■ **Requirement**: Gather every line below where "marker" appears.

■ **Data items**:
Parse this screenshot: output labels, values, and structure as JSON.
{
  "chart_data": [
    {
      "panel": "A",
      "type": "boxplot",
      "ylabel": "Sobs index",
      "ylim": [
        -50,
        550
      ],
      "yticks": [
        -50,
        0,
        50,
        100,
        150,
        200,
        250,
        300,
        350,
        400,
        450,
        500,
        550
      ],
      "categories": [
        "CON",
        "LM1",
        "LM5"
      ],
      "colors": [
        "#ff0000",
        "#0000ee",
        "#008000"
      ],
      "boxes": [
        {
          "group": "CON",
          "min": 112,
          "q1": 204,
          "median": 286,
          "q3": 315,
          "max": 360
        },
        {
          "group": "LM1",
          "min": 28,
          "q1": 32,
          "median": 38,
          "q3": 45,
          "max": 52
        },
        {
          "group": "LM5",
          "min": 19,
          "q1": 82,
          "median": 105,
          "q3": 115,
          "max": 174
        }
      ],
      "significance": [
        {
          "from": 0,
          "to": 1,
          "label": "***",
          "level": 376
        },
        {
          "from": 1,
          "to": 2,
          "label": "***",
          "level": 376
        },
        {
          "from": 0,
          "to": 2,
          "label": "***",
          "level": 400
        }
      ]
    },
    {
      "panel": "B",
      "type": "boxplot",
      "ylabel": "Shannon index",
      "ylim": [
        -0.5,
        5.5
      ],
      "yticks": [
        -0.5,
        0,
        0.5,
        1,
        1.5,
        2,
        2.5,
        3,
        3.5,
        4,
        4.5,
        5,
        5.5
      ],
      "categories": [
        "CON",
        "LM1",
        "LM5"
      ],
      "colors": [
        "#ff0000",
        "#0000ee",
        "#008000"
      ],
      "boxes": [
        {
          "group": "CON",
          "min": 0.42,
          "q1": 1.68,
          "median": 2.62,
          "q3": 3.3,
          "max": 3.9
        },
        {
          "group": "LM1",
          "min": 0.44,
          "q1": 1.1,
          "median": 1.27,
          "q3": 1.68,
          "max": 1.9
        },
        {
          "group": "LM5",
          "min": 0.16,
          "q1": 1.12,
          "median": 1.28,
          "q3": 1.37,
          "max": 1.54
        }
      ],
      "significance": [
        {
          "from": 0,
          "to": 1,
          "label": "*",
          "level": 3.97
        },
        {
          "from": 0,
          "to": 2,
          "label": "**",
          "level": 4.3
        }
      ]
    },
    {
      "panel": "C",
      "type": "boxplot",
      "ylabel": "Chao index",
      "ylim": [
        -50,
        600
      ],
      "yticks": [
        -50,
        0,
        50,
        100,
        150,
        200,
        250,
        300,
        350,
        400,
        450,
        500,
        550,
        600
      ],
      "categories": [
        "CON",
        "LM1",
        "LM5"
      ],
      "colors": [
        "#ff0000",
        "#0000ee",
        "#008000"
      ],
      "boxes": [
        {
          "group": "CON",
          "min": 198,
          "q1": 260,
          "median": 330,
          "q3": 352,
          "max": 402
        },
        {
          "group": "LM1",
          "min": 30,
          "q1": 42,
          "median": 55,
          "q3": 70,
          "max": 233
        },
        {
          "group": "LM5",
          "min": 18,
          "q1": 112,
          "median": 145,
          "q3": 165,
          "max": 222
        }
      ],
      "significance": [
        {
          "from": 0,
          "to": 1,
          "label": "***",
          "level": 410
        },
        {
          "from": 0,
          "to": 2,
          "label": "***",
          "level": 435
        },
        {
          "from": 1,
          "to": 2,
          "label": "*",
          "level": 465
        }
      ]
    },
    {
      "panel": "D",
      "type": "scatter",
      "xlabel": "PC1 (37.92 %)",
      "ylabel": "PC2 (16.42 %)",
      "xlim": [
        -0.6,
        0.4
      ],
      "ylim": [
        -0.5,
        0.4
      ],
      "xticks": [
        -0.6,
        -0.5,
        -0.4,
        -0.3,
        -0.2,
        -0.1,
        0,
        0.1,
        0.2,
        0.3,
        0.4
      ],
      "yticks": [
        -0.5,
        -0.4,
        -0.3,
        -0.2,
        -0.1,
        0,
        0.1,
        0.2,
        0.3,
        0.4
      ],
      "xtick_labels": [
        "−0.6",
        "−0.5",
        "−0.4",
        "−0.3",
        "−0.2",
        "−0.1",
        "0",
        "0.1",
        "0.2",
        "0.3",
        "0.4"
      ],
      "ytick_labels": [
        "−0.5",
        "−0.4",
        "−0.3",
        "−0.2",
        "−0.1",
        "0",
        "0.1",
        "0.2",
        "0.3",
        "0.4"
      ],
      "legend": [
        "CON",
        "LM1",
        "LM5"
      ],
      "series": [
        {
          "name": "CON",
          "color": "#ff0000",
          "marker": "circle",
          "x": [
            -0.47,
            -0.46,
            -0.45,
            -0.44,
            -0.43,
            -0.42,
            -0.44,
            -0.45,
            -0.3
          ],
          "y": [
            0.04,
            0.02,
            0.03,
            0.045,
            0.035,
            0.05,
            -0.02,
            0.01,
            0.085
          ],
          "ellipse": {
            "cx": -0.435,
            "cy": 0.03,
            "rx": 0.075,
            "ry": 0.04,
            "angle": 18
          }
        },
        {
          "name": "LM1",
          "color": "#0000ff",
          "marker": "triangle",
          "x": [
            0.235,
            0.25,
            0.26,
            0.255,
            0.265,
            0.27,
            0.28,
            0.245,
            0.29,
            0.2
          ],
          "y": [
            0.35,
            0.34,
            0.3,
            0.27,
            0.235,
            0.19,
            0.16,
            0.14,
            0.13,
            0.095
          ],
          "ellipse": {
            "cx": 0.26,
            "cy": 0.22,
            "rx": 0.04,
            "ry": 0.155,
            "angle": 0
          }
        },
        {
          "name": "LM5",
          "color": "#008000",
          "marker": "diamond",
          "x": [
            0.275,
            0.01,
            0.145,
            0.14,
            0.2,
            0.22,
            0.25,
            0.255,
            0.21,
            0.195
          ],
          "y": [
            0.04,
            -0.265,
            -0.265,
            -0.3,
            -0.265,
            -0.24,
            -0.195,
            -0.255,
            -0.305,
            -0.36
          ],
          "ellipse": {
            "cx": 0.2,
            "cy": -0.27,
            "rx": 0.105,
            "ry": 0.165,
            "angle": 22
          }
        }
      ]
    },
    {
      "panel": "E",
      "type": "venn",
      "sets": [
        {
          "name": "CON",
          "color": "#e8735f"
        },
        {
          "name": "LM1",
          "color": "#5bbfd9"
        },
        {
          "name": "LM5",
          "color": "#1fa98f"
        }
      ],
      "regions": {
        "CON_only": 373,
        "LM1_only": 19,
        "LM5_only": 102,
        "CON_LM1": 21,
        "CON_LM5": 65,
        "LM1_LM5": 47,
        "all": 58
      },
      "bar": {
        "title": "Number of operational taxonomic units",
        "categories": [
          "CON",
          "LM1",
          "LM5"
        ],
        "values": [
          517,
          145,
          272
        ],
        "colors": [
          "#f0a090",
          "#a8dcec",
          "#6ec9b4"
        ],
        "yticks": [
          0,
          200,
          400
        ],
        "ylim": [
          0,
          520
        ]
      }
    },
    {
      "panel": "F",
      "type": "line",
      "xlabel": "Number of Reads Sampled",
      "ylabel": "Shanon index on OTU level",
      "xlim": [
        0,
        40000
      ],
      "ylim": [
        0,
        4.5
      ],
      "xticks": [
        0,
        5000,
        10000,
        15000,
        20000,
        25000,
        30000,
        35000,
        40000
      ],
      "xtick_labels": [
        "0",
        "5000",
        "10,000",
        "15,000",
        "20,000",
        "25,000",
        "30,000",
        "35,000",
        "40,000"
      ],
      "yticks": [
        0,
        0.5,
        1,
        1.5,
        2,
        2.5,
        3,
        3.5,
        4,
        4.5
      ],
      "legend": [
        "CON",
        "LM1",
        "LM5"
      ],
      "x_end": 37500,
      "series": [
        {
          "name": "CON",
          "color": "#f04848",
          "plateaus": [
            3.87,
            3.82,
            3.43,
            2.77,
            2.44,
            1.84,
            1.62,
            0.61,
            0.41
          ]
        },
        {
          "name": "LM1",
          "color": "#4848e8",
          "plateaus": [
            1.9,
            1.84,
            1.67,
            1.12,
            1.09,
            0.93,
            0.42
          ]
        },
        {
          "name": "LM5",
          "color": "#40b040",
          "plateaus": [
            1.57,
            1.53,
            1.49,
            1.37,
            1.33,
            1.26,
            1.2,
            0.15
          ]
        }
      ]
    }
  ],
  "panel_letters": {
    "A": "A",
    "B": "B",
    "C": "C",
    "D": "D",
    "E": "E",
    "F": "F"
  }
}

■ **Answer to this task**:
          "marker": "circle",
          "marker": "triangle",
          "marker": "diamond",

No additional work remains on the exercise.